Written request: State how many lines in the entries below contain "camera". Write nothing but the number.

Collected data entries
-------------------------
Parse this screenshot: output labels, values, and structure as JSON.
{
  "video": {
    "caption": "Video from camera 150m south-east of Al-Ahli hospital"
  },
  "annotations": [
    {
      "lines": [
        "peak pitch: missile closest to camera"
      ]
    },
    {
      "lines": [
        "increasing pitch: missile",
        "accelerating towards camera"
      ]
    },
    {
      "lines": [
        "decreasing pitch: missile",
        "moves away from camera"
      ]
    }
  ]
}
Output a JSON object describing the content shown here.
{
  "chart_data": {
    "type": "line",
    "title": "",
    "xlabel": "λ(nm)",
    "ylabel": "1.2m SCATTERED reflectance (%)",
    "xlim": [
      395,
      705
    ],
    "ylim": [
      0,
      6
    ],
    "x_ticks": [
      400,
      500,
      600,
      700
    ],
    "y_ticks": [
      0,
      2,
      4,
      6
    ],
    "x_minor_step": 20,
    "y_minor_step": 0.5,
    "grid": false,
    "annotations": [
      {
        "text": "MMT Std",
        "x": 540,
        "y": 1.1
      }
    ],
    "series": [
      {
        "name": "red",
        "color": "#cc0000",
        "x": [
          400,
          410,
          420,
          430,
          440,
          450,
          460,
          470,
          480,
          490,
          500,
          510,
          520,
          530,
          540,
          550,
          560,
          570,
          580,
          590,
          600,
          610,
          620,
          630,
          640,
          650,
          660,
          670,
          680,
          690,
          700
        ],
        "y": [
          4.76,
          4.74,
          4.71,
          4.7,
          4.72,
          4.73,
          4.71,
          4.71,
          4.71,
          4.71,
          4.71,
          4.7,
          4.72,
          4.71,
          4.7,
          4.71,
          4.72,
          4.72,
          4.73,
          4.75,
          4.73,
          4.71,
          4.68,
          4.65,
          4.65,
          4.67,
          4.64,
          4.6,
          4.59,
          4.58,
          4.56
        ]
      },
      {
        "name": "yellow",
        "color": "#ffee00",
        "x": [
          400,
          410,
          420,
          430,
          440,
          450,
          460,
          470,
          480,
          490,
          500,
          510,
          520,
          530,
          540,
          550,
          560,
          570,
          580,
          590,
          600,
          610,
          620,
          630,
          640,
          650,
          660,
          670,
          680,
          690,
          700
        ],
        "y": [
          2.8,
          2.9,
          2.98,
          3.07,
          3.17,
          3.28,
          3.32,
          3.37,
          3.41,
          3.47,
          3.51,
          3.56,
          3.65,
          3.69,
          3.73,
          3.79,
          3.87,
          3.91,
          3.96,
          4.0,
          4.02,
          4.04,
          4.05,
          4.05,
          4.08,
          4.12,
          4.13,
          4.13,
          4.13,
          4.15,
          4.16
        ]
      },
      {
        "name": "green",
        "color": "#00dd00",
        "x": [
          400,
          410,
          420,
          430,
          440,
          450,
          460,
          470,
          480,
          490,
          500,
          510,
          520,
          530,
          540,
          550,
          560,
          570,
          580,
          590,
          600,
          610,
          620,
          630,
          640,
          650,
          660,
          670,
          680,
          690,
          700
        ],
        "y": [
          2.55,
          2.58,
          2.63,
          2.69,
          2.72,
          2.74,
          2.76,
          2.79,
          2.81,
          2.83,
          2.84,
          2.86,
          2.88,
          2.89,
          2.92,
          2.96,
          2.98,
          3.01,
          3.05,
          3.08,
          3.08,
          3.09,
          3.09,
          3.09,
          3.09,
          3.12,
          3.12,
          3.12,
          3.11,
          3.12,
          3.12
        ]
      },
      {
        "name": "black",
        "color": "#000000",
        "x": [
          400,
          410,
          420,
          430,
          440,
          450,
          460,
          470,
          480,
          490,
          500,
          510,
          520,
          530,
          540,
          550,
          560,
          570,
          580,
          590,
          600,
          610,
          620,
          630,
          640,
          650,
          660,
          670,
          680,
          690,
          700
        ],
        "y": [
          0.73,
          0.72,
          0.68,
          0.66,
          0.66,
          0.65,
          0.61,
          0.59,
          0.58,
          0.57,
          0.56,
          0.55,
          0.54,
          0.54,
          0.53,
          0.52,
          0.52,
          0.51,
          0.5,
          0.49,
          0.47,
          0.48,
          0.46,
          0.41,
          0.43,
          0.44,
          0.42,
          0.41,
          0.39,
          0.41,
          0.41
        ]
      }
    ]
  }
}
-------------------------
Exercise output: 4